__WORK TO BE COMPLETED__.
Write out every record below exactly as it appears.

__RECORDS SHOWN__.
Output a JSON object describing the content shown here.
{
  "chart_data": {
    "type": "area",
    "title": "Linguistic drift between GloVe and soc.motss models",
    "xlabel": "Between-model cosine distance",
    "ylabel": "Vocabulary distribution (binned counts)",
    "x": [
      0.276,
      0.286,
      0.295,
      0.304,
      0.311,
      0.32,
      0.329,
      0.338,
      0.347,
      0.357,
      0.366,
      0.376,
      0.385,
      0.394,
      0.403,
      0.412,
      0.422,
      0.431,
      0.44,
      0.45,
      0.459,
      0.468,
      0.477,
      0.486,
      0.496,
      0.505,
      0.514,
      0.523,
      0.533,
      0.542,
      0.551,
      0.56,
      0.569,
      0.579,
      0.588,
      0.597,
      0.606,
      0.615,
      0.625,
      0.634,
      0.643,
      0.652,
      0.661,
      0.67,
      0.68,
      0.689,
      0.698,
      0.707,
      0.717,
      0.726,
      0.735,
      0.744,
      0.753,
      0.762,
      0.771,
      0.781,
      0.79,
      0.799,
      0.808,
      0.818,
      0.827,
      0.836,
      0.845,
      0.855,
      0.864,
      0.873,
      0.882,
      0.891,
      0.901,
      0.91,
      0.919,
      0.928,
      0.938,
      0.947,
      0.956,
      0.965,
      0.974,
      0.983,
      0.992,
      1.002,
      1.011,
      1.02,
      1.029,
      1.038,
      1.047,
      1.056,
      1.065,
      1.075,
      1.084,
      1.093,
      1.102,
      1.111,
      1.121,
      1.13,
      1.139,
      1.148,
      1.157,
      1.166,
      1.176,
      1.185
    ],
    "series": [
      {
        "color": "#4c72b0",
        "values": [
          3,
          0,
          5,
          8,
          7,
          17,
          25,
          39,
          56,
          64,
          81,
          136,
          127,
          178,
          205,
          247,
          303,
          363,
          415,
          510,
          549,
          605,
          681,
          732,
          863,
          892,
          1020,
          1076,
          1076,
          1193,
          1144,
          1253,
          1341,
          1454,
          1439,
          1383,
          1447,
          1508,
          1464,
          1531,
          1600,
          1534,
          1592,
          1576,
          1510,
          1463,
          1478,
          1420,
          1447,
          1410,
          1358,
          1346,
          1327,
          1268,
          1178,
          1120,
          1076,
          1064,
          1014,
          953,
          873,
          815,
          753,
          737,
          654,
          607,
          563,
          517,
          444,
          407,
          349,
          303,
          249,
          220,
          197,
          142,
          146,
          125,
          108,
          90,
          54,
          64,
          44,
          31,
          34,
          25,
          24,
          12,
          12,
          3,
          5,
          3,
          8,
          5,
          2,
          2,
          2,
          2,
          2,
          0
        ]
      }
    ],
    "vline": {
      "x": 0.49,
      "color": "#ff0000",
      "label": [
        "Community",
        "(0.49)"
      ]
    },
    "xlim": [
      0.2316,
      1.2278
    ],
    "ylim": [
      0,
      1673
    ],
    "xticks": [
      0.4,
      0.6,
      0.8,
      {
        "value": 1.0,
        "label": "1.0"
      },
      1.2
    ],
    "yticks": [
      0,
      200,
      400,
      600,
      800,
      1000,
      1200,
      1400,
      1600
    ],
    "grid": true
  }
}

__TASK SOLUTION__.
Output a JSON object describing the content shown here.
{
  "chart_data": {
    "type": "area",
    "title": "Linguistic drift between GloVe and soc.motss models",
    "xlabel": "Between-model cosine distance",
    "ylabel": "Vocabulary distribution (binned counts)",
    "x": [
      0.276,
      0.286,
      0.295,
      0.304,
      0.311,
      0.32,
      0.329,
      0.338,
      0.347,
      0.357,
      0.366,
      0.376,
      0.385,
      0.394,
      0.403,
      0.412,
      0.422,
      0.431,
      0.44,
      0.45,
      0.459,
      0.468,
      0.477,
      0.486,
      0.496,
      0.505,
      0.514,
      0.523,
      0.533,
      0.542,
      0.551,
      0.56,
      0.569,
      0.579,
      0.588,
      0.597,
      0.606,
      0.615,
      0.625,
      0.634,
      0.643,
      0.652,
      0.661,
      0.67,
      0.68,
      0.689,
      0.698,
      0.707,
      0.717,
      0.726,
      0.735,
      0.744,
      0.753,
      0.762,
      0.771,
      0.781,
      0.79,
      0.799,
      0.808,
      0.818,
      0.827,
      0.836,
      0.845,
      0.855,
      0.864,
      0.873,
      0.882,
      0.891,
      0.901,
      0.91,
      0.919,
      0.928,
      0.938,
      0.947,
      0.956,
      0.965,
      0.974,
      0.983,
      0.992,
      1.002,
      1.011,
      1.02,
      1.029,
      1.038,
      1.047,
      1.056,
      1.065,
      1.075,
      1.084,
      1.093,
      1.102,
      1.111,
      1.121,
      1.13,
      1.139,
      1.148,
      1.157,
      1.166,
      1.176,
      1.185
    ],
    "series": [
      {
        "color": "#4c72b0",
        "values": [
          3,
          0,
          5,
          8,
          7,
          17,
          25,
          39,
          56,
          64,
          81,
          136,
          127,
          178,
          205,
          247,
          303,
          363,
          415,
          510,
          549,
          605,
          681,
          732,
          863,
          892,
          1020,
          1076,
          1076,
          1193,
          1144,
          1253,
          1341,
          1454,
          1439,
          1383,
          1447,
          1508,
          1464,
          1531,
          1600,
          1534,
          1592,
          1576,
          1510,
          1463,
          1478,
          1420,
          1447,
          1410,
          1358,
          1346,
          1327,
          1268,
          1178,
          1120,
          1076,
          1064,
          1014,
          953,
          873,
          815,
          753,
          737,
          654,
          607,
          563,
          517,
          444,
          407,
          349,
          303,
          249,
          220,
          197,
          142,
          146,
          125,
          108,
          90,
          54,
          64,
          44,
          31,
          34,
          25,
          24,
          12,
          12,
          3,
          5,
          3,
          8,
          5,
          2,
          2,
          2,
          2,
          2,
          0
        ]
      }
    ],
    "vline": {
      "x": 0.49,
      "color": "#ff0000",
      "label": [
        "Community",
        "(0.49)"
      ]
    },
    "xlim": [
      0.2316,
      1.2278
    ],
    "ylim": [
      0,
      1673
    ],
    "xticks": [
      0.4,
      0.6,
      0.8,
      {
        "value": 1.0,
        "label": "1.0"
      },
      1.2
    ],
    "yticks": [
      0,
      200,
      400,
      600,
      800,
      1000,
      1200,
      1400,
      1600
    ],
    "grid": true
  }
}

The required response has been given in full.